--- AIM OF THE EXERCISE ---
Pull every line containing "xlabel" from the entries.

________________________________________

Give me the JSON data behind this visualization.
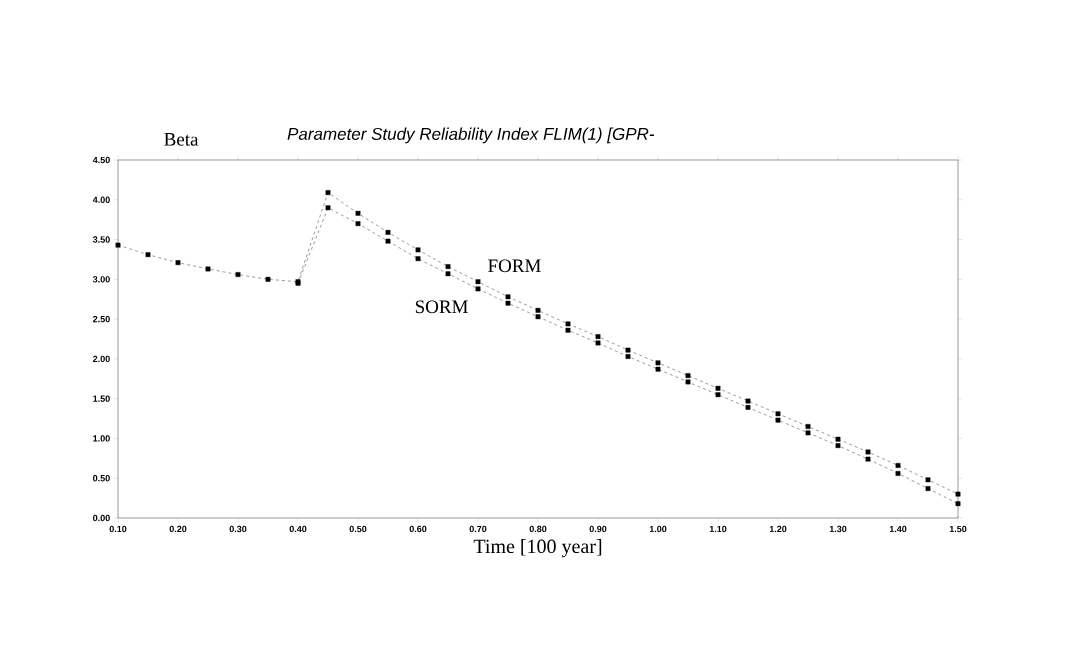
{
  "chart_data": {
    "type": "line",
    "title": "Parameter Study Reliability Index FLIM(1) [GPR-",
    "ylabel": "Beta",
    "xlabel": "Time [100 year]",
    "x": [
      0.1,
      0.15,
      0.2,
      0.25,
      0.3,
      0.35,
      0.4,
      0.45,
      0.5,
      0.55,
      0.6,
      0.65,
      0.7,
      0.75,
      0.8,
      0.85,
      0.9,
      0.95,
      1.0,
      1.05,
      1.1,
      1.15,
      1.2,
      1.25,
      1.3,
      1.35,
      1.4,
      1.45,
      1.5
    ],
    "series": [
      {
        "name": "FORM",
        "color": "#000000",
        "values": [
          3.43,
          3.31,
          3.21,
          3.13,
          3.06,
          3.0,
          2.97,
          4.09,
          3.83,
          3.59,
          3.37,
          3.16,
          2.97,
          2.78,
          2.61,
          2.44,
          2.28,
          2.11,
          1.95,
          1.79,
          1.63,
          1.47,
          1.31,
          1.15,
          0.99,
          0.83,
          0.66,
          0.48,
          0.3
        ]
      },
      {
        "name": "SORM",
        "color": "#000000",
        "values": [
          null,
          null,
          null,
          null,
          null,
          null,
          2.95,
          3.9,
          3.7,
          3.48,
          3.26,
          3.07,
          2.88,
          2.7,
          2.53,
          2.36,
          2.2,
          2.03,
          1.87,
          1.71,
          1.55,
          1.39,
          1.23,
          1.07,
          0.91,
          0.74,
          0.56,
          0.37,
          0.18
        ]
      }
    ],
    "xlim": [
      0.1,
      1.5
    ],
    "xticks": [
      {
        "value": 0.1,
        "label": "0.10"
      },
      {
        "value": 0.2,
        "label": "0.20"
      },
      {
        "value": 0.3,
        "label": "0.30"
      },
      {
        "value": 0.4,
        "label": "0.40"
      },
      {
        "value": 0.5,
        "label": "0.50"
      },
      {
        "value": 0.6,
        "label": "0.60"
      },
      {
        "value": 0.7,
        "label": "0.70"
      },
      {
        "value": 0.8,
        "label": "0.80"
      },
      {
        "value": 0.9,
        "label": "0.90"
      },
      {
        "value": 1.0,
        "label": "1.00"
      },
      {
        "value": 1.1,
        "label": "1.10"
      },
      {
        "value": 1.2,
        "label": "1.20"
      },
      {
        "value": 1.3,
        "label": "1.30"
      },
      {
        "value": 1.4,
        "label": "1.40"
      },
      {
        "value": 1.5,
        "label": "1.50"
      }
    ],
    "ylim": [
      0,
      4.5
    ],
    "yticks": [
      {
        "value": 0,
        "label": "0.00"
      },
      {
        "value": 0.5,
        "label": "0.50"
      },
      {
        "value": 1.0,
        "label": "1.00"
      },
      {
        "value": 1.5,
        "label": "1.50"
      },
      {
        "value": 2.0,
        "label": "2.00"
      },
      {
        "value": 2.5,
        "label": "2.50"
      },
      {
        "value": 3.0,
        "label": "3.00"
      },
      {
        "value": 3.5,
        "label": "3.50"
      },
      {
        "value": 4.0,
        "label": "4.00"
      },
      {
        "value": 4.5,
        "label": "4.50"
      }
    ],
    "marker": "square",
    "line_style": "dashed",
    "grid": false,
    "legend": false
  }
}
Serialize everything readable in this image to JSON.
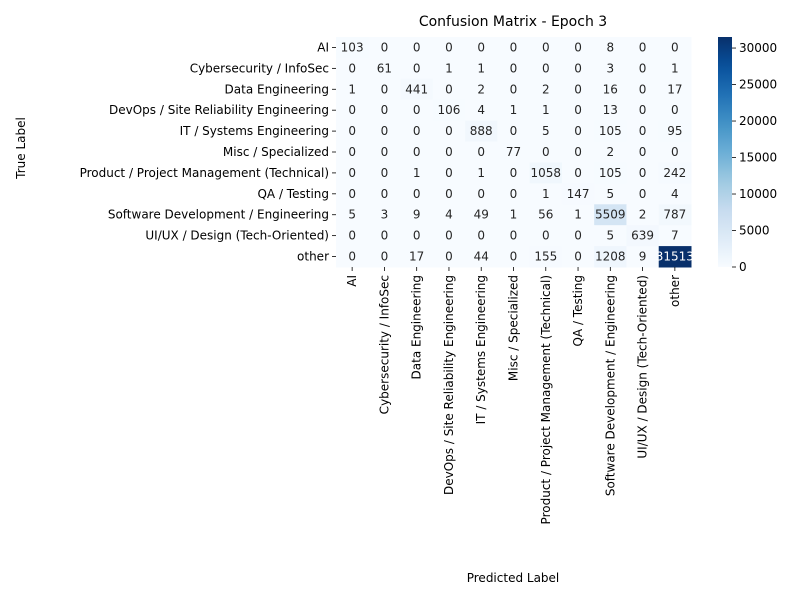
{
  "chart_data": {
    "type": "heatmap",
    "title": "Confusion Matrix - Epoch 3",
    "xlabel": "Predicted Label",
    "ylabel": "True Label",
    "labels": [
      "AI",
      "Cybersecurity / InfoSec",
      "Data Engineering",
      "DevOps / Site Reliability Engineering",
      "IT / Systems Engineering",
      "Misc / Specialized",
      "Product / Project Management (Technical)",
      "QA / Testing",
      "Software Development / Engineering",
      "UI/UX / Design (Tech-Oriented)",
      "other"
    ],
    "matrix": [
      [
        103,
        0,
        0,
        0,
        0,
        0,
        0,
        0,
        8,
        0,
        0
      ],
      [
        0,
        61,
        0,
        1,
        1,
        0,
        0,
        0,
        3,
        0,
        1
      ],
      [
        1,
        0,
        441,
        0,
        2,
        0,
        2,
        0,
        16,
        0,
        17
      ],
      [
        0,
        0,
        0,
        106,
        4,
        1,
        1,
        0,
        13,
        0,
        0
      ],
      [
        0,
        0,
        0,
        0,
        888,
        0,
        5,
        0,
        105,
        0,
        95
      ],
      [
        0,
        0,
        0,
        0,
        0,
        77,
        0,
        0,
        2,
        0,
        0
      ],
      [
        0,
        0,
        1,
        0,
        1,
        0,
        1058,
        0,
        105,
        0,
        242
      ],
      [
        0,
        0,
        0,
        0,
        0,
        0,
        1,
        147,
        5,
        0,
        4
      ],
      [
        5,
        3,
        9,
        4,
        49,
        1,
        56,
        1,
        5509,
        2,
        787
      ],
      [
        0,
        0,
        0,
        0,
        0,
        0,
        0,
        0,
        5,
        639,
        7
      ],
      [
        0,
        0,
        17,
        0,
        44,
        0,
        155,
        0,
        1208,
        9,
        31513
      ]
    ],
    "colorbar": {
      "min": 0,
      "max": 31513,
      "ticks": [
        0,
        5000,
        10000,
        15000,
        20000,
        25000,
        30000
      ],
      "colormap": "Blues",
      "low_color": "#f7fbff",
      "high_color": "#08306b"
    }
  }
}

________________________________________

--- ANSWER TO THE PROBLEM ---
    "xlabel": "Time [100 year]",
    "xlabel": "Predicted Label",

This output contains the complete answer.